▸ Exercise description
Only lines holding the string "Life" are wanted; copy each one from the material.

[Saved entries]

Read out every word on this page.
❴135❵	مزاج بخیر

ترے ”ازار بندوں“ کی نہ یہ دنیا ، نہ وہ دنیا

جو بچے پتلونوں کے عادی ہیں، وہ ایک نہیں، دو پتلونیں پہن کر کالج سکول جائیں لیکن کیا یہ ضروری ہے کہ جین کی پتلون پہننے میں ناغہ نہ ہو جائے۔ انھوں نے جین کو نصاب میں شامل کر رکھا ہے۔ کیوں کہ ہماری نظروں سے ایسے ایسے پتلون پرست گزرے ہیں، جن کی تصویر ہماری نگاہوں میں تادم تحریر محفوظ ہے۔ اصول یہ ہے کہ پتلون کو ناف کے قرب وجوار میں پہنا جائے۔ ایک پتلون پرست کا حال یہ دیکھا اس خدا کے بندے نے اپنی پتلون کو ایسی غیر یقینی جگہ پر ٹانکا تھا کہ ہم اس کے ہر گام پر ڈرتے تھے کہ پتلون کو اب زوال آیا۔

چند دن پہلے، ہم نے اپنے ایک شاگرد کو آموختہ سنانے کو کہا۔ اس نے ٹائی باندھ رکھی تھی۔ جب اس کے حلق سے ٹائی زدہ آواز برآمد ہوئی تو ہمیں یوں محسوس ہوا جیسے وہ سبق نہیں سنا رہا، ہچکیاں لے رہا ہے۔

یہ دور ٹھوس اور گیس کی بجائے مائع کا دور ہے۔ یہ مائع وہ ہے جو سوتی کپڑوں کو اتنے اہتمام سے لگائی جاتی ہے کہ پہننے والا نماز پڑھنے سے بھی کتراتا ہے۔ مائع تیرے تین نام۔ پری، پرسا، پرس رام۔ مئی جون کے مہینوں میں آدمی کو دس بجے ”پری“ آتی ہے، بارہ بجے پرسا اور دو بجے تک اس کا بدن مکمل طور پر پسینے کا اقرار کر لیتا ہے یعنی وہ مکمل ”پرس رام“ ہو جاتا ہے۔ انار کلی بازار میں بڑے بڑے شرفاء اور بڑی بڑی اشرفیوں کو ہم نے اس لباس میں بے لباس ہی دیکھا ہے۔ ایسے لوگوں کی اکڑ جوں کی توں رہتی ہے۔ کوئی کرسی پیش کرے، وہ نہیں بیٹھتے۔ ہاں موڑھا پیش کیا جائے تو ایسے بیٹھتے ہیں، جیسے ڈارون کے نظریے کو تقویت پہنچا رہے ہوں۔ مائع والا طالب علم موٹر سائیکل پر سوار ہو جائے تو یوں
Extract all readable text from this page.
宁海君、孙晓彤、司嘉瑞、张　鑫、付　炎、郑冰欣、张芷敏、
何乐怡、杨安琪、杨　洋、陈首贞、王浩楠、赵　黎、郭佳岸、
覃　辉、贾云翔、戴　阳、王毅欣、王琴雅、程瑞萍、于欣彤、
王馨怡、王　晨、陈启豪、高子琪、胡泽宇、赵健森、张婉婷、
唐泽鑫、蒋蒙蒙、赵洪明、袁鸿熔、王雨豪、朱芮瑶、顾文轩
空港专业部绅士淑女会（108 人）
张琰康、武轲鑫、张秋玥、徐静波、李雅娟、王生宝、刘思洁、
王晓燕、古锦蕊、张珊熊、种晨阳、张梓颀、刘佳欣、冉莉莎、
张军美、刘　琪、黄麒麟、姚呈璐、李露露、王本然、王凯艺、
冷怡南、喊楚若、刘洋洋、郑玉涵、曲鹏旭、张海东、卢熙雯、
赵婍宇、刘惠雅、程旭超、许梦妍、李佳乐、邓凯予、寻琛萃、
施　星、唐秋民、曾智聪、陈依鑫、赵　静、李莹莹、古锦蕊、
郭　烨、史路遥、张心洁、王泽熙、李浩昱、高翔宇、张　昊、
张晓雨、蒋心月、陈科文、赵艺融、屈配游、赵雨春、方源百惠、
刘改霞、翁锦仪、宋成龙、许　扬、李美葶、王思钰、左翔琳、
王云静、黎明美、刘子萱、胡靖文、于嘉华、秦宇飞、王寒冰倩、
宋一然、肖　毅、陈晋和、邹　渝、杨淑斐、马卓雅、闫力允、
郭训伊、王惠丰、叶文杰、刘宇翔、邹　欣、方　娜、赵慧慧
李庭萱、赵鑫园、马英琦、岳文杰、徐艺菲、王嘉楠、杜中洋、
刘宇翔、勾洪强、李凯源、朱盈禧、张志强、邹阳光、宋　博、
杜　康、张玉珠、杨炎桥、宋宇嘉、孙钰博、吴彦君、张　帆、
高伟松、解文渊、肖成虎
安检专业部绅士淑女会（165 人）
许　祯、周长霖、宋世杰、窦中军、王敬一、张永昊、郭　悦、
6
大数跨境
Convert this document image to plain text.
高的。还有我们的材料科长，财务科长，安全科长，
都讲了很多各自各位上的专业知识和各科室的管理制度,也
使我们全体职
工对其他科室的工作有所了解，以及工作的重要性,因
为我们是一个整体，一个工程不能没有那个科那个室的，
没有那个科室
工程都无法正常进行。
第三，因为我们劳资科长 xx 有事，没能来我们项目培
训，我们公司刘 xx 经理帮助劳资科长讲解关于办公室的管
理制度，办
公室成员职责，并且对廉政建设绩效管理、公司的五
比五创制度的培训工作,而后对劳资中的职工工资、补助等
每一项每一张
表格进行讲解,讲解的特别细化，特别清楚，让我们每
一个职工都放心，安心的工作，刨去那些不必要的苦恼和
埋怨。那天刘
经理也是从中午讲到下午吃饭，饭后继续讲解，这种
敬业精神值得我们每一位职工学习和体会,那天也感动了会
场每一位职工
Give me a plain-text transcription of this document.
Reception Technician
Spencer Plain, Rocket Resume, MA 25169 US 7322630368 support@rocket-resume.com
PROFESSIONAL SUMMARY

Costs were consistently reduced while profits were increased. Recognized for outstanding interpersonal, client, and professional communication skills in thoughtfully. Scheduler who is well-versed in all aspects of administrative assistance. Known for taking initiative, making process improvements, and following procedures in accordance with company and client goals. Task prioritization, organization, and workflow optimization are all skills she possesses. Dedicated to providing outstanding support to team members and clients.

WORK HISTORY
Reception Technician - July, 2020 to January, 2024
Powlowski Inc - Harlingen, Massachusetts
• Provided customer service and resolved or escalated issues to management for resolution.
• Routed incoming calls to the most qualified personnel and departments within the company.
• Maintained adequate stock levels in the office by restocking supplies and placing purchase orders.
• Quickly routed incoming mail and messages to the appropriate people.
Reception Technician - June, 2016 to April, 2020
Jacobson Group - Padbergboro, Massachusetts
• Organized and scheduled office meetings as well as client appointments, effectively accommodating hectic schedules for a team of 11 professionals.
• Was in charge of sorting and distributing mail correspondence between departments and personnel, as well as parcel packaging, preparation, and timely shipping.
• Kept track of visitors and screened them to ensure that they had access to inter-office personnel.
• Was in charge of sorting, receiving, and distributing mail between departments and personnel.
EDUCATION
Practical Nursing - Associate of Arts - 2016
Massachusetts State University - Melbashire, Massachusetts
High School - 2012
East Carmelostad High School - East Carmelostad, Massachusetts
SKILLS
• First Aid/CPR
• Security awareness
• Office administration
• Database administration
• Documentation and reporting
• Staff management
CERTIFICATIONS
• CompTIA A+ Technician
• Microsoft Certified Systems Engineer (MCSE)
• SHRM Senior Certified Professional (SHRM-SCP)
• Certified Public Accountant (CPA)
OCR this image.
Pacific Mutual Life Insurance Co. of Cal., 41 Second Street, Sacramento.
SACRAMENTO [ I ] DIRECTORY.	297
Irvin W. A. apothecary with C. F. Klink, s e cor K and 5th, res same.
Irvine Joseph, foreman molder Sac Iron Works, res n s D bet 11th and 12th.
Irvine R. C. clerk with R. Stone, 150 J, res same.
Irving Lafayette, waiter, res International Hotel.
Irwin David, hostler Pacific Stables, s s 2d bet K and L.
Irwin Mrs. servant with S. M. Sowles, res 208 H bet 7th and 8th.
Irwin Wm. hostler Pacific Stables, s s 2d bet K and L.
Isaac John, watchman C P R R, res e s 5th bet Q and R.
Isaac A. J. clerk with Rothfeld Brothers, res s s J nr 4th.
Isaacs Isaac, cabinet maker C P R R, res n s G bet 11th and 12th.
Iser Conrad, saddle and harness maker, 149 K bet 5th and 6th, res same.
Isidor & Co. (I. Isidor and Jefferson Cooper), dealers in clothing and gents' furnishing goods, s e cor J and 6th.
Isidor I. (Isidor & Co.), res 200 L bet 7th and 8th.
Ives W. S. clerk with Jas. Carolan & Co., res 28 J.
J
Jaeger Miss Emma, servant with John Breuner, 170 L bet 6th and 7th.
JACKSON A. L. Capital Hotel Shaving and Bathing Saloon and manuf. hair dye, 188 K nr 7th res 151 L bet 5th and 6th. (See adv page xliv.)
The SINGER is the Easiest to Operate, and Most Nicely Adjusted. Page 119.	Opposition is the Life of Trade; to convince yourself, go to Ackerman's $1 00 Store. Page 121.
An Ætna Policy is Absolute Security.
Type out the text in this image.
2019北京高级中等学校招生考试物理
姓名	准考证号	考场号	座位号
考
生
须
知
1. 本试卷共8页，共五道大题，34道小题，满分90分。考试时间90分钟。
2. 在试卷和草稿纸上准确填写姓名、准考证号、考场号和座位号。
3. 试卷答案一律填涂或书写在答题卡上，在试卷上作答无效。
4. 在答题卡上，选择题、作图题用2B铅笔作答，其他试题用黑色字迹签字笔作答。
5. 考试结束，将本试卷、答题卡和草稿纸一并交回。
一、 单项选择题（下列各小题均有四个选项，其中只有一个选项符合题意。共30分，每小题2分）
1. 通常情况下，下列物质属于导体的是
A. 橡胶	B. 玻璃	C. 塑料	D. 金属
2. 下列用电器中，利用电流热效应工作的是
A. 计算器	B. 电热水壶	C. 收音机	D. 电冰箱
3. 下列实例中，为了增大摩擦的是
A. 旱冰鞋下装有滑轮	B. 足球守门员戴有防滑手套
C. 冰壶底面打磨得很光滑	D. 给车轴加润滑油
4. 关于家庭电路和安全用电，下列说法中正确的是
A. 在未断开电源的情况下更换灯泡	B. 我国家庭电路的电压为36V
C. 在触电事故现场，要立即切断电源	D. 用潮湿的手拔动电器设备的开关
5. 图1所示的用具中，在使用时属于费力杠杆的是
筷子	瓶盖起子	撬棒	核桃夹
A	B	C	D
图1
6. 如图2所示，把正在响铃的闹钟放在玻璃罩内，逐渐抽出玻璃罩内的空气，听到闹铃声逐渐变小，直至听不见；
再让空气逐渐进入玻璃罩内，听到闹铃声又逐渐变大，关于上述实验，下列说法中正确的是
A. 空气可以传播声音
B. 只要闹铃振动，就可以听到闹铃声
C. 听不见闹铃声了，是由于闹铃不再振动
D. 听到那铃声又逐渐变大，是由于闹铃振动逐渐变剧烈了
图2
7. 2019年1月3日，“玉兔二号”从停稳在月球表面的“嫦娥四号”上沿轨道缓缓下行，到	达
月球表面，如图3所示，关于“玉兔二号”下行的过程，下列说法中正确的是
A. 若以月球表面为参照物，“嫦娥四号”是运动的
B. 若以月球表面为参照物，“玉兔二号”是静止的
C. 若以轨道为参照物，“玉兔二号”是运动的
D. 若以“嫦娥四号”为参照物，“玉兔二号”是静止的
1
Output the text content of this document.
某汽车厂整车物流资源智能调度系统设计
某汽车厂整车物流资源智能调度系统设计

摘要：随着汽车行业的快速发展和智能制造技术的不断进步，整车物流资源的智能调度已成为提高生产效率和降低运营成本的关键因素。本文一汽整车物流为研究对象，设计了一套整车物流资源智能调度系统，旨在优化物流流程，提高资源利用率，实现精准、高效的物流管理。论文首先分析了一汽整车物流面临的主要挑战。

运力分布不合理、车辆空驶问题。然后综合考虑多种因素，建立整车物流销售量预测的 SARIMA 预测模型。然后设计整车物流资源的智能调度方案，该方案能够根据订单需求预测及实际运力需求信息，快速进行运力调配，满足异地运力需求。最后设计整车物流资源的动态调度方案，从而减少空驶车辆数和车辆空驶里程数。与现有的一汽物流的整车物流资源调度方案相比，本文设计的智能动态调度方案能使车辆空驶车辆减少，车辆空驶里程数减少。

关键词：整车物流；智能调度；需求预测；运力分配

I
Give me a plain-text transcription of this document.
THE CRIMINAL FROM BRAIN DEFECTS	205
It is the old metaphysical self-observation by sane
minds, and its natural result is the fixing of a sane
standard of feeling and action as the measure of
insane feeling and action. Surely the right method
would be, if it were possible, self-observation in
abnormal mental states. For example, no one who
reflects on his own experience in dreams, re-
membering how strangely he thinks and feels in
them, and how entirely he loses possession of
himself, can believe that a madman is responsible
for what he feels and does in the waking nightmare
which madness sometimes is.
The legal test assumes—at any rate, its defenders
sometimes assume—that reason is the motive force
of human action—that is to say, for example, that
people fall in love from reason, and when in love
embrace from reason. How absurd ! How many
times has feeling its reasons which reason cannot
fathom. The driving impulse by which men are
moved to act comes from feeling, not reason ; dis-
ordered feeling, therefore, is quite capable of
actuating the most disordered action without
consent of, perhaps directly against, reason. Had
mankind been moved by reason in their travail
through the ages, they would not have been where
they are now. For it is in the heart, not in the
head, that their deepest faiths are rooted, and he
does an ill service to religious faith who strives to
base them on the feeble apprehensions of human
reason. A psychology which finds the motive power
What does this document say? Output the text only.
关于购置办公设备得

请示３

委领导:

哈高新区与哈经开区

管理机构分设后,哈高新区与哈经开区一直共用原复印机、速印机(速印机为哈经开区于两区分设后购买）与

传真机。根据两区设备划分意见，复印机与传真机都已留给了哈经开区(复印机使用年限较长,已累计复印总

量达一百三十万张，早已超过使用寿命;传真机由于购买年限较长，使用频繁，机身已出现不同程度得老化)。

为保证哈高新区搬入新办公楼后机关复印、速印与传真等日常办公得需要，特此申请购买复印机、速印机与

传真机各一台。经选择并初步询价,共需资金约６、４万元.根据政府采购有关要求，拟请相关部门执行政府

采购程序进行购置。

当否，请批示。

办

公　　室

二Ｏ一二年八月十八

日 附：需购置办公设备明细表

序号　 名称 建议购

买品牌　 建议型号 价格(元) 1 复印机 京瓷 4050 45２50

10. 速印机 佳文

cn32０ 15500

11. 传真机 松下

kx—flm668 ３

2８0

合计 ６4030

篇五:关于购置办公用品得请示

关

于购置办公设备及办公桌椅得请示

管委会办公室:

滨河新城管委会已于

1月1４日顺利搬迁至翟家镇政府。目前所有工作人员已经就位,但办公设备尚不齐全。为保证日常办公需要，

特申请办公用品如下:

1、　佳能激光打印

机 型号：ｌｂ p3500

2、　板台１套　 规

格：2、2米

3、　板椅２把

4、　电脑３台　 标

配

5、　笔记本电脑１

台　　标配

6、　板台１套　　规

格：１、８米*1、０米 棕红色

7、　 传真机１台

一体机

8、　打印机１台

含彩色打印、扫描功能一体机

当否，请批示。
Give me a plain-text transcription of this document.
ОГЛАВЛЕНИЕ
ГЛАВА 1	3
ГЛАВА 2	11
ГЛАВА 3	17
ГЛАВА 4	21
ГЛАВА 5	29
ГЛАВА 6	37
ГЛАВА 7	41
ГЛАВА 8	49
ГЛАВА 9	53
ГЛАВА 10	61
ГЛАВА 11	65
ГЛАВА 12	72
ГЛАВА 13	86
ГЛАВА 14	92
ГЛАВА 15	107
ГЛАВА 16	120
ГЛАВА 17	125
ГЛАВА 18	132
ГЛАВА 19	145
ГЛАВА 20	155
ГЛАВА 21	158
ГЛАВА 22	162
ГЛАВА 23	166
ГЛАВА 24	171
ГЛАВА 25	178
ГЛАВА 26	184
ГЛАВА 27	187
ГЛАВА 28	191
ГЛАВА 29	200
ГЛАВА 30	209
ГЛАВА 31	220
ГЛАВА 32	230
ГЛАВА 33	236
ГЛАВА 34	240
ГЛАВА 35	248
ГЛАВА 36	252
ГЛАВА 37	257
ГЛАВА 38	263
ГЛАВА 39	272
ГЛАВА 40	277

▸ Exercise result
Pacific Mutual Life Insurance Co. of Cal., 41 Second Street, Sacramento.
The SINGER is the Easiest to Operate, and Most Nicely Adjusted. Page 119.	Opposition is the Life of Trade; to convince yourself, go to Ackerman's $1 00 Store. Page 121.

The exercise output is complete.